PAGE:
-------

But context is you only need to "open" the crimped primer pocket once.  So unless you routinely shoot new 5.56/NATO rounds, this won't be a routine process.

Ken325:
I own the Lee precision classic turret press and a RCBS single stage press.  I really like the Lee Classic press.  I would stick with the classic model as I have heard bad things about some of the other models.  I think the Lee dies are easier to set up and I can quickly change calibers by changing the turret.  The press has some cheap plastic parts on it but you can easily stockpile the inexpensive parts to make sure it will work in the future.  It is great for cranking out pistol ammo.  I use my RCBS press for rifle ammo as I like to weigh each powder charge.  I know the Dillon and other more expensive presses are better but they are twice as expensive.  I can crank out about 200 rounds an hour with my Lee Classic press and it cost just over $200.  It is a pleasure to use.  The manuals are easier to read than the RCBS ones.  Consumable parts are reasonably priced for this press.  I would give the Lee press a recommendation unless your a serious competitor who needs more than a thousand rounds a month.  If that is the case then get a Dillon.   

Carl:

--- Quote from: Smurf Hunter on February 17, 2017, 09:34:57 AM ---But context is you only need to "open" the crimped primer pocket once.  So unless you routinely shoot new 5.56/NATO rounds, this won't be a routine process.

--- End quote ---

I have preferred the uniformity of the swag system VS the rotary cutter though it may make little difference.

0802:
If I had it to do all over again (I've had three different progressives, two turrets, and four single stages), I'd start with a Dillon 550 and use it as a single stage until I knew what I was doing.  This is super simple to do since its a manual index (you have to manually turn the shell plate vs working the lever).  Caliber changes are cheaper than comparable presses when you are ready to take that step.  I can't prove it, but I think it has the potential to produce more accurate rifle ammo than a 650.

-------

TASK DESCRIPTION:
In the reloading press discussion, how many rounds per hour does Ken325 say he can make with his Lee Classic press?

-------

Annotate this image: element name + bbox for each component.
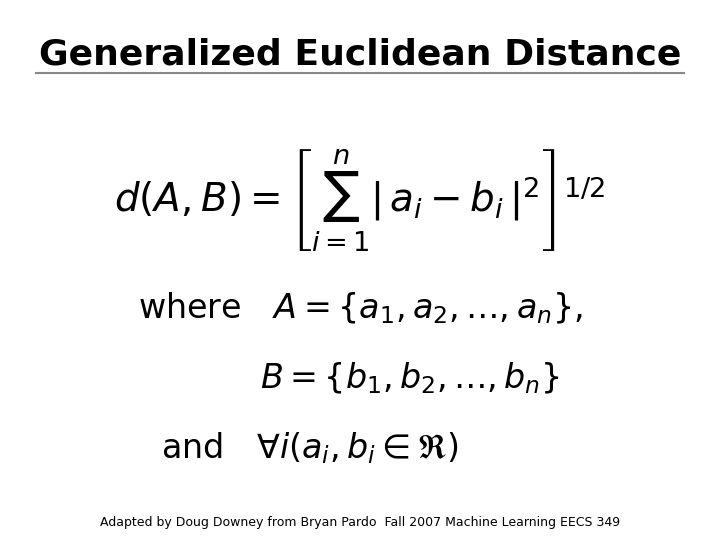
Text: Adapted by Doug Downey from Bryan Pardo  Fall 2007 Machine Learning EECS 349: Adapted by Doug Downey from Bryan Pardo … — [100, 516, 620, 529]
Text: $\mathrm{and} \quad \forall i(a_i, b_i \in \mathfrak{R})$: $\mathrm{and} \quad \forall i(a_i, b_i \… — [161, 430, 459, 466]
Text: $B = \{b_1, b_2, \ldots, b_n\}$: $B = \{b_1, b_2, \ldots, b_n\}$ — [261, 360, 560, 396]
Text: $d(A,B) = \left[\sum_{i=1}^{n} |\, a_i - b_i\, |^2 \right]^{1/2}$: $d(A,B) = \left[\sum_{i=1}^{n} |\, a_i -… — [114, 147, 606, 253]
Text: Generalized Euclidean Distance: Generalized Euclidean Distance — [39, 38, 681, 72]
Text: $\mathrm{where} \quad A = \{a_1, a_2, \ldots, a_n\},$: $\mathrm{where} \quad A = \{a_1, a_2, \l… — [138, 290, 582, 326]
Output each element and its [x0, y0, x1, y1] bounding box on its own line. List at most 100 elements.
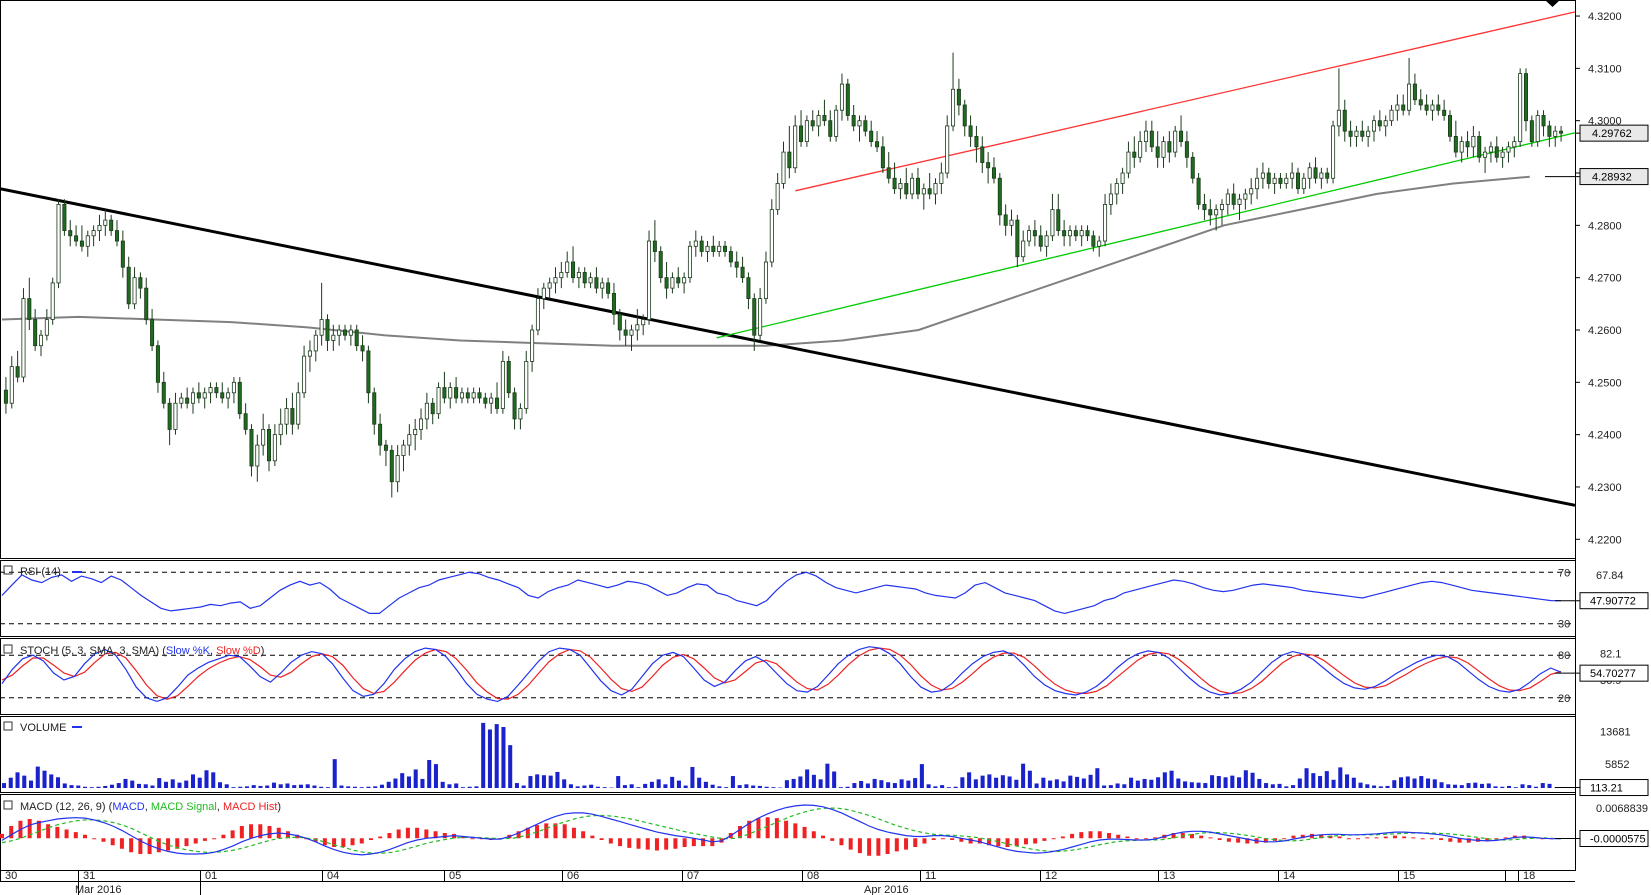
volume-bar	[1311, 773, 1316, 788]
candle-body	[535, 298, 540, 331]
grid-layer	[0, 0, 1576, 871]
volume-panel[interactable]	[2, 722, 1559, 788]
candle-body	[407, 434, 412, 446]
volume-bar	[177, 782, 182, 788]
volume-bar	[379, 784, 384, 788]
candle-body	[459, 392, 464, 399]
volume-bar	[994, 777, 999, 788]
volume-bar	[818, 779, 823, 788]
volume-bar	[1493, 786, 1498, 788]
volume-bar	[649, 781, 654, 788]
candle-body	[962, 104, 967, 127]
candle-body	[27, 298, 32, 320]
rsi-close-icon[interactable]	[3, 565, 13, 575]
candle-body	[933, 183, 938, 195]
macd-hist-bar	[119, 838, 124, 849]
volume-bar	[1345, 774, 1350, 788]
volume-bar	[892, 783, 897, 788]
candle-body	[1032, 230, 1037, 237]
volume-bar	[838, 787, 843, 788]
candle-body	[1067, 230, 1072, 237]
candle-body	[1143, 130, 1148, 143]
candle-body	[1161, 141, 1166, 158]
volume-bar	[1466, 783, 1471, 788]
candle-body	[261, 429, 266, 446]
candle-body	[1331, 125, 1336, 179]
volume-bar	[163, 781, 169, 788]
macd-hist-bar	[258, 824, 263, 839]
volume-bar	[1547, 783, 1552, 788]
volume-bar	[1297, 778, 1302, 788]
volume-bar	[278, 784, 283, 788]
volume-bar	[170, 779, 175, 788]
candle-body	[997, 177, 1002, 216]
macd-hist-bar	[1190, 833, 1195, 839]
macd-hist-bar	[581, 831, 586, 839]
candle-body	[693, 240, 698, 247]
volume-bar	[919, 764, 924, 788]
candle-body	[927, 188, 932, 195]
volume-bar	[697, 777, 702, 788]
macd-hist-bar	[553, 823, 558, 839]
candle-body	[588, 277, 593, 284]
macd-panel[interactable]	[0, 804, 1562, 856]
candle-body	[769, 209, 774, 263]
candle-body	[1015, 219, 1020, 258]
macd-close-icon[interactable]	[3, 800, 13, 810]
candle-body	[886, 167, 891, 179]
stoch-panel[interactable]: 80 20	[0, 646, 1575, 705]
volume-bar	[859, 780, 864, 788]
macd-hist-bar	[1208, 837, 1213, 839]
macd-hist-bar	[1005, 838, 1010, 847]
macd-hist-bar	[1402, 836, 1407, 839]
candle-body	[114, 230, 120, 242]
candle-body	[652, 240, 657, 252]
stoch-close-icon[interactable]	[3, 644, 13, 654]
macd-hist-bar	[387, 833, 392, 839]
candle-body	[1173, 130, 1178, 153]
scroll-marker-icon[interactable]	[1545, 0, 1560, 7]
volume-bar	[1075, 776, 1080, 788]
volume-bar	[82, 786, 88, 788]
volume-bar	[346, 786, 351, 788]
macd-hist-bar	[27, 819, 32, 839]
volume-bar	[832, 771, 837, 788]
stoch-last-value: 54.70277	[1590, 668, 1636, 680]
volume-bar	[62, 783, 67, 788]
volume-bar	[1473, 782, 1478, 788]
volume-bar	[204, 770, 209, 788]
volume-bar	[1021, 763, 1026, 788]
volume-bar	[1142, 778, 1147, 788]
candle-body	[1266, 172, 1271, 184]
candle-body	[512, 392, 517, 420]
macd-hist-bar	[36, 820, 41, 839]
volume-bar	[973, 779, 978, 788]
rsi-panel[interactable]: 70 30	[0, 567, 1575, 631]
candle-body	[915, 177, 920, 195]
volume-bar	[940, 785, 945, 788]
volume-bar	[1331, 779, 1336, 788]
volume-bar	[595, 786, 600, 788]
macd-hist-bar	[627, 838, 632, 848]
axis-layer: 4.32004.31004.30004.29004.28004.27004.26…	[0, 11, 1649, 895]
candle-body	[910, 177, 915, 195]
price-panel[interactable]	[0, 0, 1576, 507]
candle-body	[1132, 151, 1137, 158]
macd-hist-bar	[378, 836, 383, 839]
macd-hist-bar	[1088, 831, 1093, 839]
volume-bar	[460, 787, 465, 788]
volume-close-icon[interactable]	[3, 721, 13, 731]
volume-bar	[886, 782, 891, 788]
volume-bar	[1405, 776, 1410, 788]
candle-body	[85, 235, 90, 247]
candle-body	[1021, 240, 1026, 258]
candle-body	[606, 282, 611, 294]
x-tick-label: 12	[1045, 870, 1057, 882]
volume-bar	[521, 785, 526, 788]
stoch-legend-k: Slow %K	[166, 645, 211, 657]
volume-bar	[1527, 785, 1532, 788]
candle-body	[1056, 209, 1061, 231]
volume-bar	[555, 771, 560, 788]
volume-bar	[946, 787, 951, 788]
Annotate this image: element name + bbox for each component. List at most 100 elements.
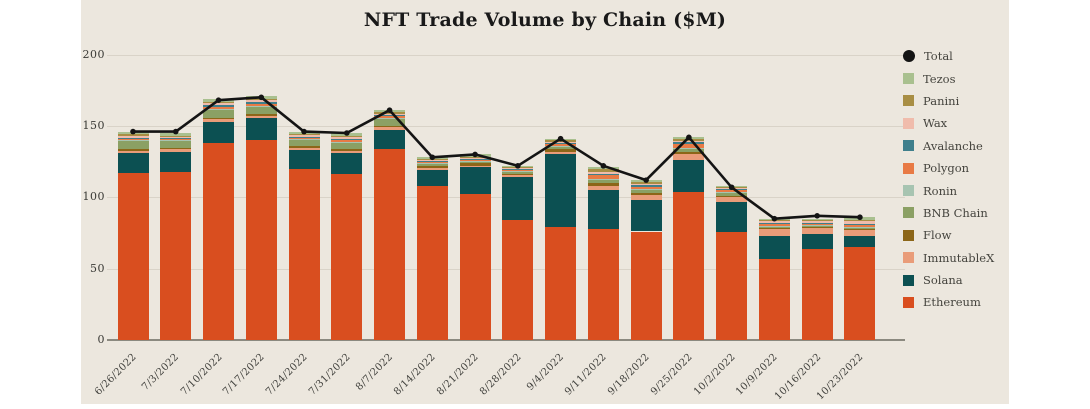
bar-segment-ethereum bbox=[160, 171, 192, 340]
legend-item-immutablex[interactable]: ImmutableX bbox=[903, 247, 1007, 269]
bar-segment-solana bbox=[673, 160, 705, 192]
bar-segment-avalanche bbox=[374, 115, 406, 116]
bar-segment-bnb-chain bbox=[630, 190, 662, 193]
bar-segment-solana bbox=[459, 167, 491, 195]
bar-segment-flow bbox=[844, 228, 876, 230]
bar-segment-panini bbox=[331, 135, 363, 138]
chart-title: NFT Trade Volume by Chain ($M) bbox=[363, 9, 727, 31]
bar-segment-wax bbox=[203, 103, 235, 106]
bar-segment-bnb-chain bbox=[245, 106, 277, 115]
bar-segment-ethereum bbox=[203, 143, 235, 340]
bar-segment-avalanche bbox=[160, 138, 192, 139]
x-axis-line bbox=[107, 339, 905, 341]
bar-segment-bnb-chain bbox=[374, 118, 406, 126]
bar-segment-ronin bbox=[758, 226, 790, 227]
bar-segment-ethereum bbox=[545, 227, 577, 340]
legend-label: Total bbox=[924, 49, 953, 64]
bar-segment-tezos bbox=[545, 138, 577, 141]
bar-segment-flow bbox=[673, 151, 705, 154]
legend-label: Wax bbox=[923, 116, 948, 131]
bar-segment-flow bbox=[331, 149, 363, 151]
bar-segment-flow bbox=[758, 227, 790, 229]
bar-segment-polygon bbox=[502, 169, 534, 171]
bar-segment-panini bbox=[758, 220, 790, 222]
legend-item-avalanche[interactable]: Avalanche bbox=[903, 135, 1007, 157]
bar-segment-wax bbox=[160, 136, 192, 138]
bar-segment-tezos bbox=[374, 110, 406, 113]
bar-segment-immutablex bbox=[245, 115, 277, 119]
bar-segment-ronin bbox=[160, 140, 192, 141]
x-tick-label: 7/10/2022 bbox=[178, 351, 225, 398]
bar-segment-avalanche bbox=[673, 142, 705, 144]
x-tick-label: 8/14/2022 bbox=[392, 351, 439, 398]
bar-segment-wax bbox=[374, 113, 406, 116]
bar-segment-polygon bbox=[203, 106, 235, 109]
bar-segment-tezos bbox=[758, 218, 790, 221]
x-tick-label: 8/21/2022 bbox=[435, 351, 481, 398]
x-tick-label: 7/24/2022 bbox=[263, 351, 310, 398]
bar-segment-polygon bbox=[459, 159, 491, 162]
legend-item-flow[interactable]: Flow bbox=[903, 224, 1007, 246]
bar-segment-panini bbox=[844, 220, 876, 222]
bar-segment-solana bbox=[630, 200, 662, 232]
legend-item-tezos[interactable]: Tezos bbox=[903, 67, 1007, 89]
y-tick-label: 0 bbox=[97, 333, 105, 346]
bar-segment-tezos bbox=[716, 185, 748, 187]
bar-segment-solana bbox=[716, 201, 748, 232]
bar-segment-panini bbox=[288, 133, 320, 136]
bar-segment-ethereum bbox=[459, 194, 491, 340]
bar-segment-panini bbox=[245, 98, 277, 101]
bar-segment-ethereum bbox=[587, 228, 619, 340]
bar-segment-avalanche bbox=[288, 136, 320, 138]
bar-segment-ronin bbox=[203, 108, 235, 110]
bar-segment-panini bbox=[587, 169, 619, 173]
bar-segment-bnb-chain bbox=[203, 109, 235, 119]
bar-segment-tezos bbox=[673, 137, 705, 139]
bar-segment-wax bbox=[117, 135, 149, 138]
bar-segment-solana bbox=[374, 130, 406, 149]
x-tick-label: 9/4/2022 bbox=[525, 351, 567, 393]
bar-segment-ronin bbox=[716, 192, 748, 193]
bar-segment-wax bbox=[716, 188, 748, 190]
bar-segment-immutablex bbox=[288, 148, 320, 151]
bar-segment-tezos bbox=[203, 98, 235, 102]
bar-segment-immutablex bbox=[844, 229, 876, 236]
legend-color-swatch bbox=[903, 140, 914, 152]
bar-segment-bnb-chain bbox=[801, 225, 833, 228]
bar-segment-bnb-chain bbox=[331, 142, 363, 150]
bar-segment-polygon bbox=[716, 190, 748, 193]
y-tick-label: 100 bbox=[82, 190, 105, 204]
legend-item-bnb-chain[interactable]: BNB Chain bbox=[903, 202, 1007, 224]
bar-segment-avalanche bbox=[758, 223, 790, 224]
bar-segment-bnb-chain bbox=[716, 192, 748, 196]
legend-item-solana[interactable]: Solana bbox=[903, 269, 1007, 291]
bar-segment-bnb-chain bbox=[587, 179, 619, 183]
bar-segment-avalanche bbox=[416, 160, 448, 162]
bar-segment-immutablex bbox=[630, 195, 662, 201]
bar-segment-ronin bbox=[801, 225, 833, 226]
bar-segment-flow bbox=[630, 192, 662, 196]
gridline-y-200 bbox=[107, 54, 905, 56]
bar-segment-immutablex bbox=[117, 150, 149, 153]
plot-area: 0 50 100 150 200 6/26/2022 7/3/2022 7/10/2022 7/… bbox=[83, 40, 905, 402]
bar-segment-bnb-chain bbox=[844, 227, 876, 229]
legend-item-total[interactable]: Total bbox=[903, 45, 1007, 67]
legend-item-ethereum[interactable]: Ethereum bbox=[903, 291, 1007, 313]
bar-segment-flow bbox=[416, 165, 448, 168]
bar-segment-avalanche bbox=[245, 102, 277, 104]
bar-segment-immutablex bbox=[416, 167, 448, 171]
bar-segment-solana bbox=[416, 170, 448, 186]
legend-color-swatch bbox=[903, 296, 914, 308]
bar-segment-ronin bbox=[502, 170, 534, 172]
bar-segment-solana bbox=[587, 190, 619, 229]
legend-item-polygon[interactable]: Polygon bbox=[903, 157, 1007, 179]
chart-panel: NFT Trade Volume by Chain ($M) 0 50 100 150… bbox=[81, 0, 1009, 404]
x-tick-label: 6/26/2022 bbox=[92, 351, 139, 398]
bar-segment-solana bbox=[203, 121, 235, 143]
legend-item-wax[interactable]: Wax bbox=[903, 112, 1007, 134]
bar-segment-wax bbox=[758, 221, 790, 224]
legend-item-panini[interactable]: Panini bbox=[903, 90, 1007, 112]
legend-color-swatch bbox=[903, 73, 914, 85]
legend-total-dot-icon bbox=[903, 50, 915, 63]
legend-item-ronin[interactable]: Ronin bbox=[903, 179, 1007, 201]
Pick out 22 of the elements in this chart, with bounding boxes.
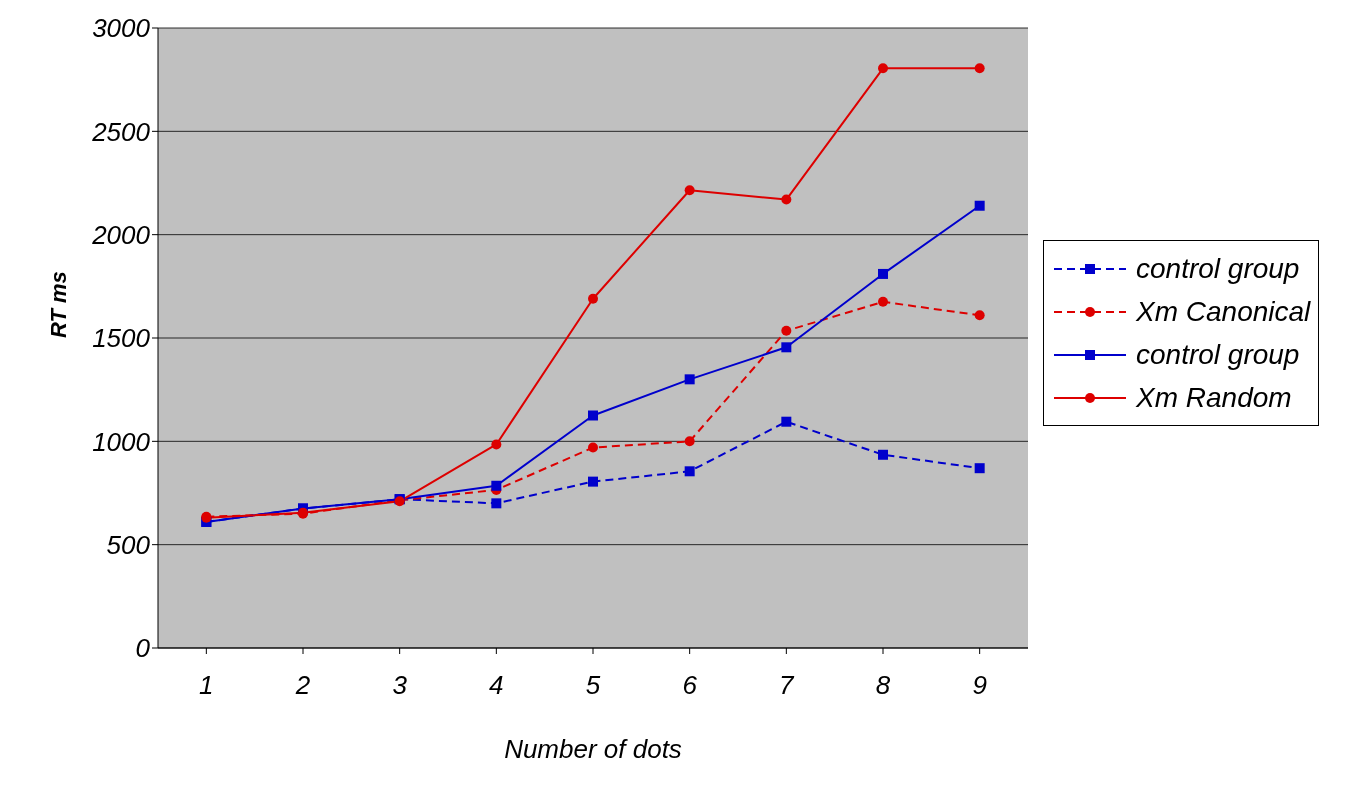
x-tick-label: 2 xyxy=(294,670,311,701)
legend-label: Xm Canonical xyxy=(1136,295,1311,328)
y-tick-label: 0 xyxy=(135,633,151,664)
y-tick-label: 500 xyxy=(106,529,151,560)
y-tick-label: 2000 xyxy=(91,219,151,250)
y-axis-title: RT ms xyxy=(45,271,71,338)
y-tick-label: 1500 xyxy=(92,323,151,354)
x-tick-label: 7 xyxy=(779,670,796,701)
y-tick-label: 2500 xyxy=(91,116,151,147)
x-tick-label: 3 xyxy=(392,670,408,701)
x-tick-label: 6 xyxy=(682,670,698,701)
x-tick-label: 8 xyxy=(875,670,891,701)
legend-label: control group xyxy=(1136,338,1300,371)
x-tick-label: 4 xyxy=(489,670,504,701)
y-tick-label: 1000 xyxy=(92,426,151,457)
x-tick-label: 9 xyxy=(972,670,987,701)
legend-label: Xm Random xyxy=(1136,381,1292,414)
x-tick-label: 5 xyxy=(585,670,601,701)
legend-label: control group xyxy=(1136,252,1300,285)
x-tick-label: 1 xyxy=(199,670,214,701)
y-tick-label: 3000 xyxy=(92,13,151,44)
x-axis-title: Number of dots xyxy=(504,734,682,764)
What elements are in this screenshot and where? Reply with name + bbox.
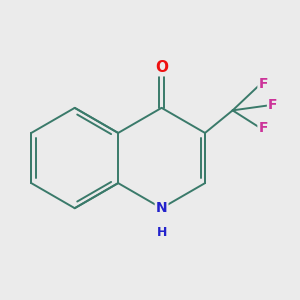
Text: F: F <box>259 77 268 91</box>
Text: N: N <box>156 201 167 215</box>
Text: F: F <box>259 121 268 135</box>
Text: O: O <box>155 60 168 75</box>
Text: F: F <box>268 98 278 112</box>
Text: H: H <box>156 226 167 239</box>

-------

RESULT OF THIS TASK:
About 200 rounds an hour.